#### Problem statement:
Copy out every line below that contains the string "battery". Case counts.

#### Data for this task:
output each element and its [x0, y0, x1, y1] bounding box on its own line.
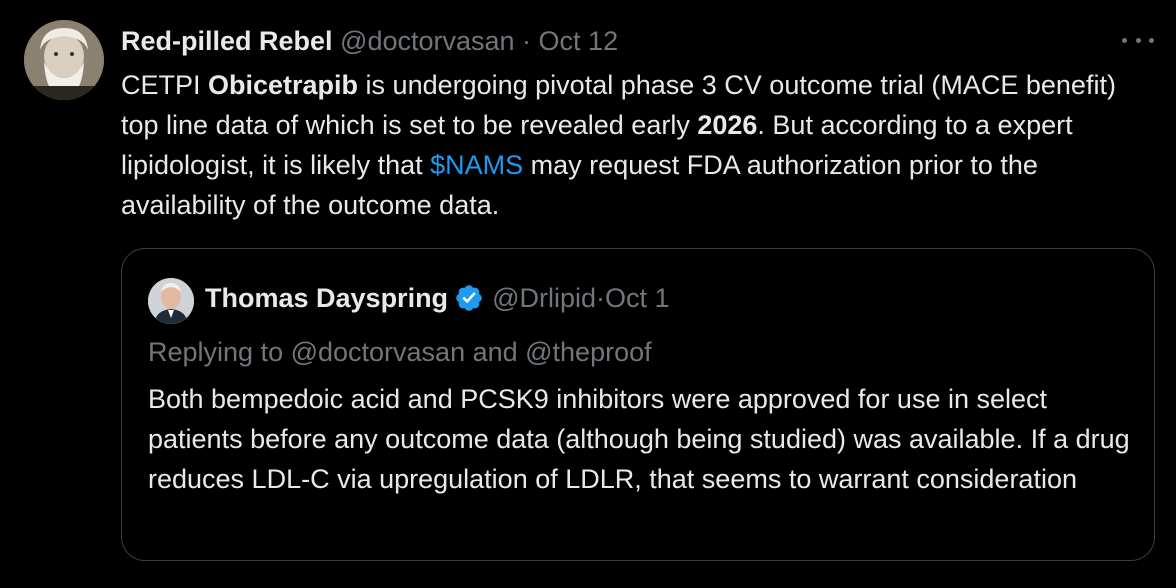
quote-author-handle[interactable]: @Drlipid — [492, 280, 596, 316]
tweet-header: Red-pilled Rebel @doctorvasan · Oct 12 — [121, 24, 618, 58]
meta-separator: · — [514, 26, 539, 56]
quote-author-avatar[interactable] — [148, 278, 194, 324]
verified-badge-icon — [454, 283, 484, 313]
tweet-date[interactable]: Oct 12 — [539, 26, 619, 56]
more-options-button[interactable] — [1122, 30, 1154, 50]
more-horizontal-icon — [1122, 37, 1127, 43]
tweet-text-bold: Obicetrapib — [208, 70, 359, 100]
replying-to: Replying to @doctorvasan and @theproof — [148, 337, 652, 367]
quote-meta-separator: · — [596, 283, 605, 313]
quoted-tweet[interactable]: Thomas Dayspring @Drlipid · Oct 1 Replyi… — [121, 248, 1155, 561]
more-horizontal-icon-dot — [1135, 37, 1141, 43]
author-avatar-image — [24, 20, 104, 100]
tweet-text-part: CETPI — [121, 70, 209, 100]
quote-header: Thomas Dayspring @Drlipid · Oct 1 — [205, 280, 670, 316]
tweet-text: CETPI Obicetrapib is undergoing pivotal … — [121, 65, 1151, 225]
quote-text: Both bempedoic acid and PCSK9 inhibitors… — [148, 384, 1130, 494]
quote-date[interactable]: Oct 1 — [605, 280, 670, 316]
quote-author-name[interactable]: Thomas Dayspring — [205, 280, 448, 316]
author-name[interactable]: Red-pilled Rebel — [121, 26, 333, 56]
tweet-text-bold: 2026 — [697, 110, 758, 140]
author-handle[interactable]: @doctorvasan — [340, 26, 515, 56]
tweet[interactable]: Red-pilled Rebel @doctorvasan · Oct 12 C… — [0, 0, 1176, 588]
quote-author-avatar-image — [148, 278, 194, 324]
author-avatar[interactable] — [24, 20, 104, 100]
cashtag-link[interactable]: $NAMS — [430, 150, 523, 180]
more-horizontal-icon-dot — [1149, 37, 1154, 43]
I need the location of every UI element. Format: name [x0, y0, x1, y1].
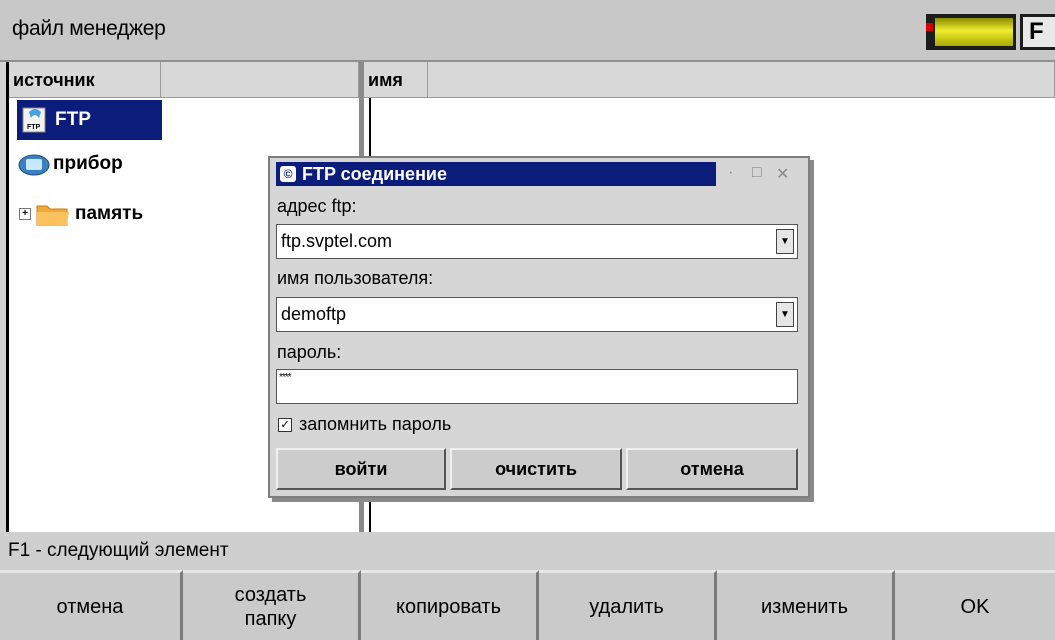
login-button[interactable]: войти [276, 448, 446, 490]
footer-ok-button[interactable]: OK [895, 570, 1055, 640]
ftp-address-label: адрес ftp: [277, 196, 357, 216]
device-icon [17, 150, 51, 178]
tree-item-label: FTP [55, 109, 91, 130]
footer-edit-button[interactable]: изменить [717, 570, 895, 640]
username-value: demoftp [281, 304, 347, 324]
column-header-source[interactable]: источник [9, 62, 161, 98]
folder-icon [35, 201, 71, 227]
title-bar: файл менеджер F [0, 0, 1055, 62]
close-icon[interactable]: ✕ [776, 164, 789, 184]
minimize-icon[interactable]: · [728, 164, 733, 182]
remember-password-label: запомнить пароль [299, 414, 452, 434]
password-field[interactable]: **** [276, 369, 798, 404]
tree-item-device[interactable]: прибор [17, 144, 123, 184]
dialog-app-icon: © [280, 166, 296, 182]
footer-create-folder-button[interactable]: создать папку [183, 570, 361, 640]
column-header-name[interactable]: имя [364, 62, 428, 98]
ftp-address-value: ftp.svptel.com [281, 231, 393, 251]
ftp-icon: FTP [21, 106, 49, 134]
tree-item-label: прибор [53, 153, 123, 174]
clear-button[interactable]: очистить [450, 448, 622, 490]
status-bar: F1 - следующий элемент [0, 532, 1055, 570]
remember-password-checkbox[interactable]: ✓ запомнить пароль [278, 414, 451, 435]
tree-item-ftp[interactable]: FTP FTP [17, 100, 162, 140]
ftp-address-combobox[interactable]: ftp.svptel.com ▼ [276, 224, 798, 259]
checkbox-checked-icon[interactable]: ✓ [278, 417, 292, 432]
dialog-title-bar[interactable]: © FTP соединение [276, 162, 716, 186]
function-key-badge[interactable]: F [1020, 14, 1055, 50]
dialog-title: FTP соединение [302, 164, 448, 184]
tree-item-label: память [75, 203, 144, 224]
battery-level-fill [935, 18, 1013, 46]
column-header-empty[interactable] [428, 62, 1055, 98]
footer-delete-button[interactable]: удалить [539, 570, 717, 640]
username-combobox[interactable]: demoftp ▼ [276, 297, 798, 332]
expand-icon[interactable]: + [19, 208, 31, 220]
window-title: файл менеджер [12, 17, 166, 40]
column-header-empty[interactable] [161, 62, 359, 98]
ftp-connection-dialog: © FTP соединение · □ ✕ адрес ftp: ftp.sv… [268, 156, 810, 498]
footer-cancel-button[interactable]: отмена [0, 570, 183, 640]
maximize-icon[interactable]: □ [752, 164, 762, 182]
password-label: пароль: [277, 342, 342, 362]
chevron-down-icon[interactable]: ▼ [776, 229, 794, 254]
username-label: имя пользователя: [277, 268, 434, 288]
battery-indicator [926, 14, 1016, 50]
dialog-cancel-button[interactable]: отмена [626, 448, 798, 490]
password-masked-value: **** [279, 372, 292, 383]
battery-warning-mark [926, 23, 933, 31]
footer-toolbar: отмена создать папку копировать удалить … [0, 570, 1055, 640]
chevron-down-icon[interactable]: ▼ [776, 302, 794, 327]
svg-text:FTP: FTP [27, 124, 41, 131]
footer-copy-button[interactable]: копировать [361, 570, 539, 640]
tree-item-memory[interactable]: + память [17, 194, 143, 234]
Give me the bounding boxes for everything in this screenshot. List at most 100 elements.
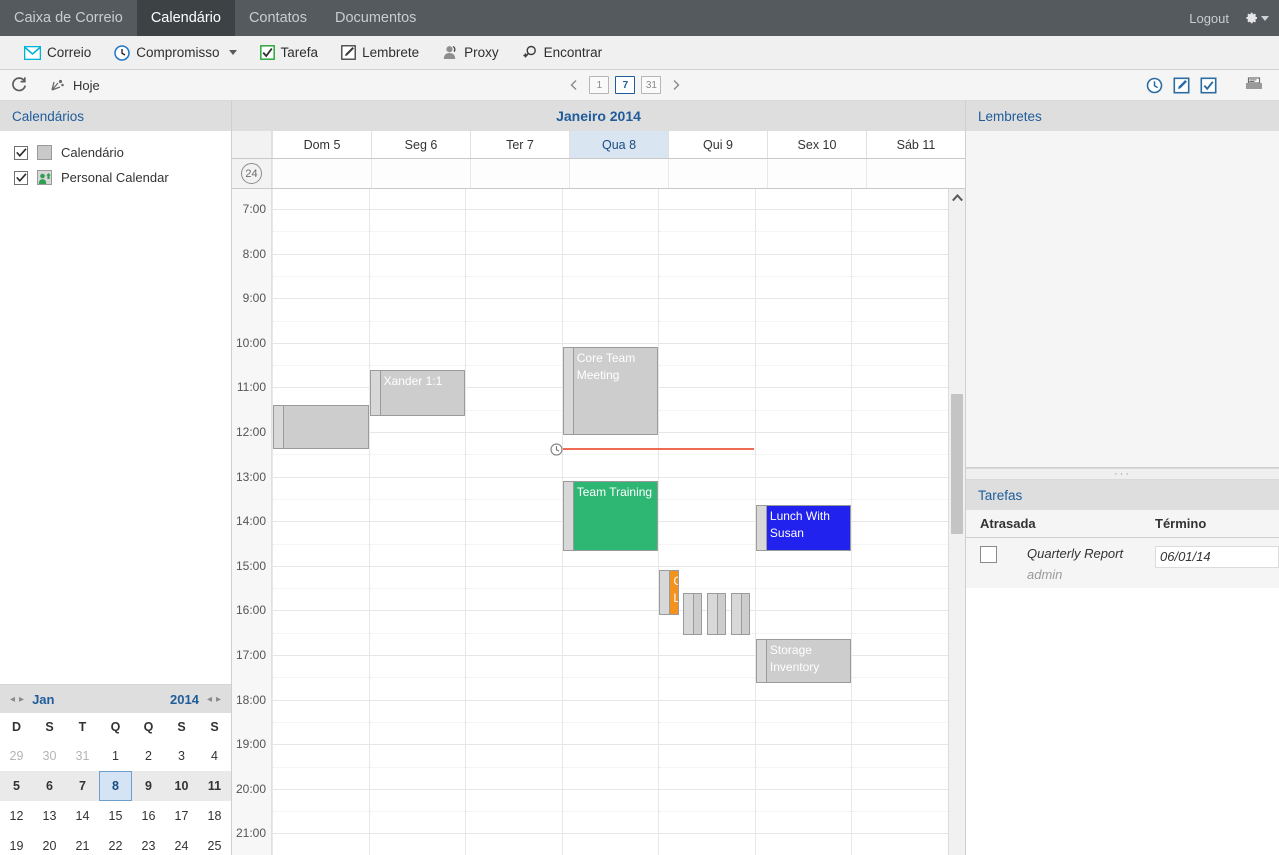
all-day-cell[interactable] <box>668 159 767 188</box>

#### Exercise result:
battery-level-fill [935, 18, 1013, 46]
battery-indicator [926, 14, 1016, 50]
battery-warning-mark [926, 23, 933, 31]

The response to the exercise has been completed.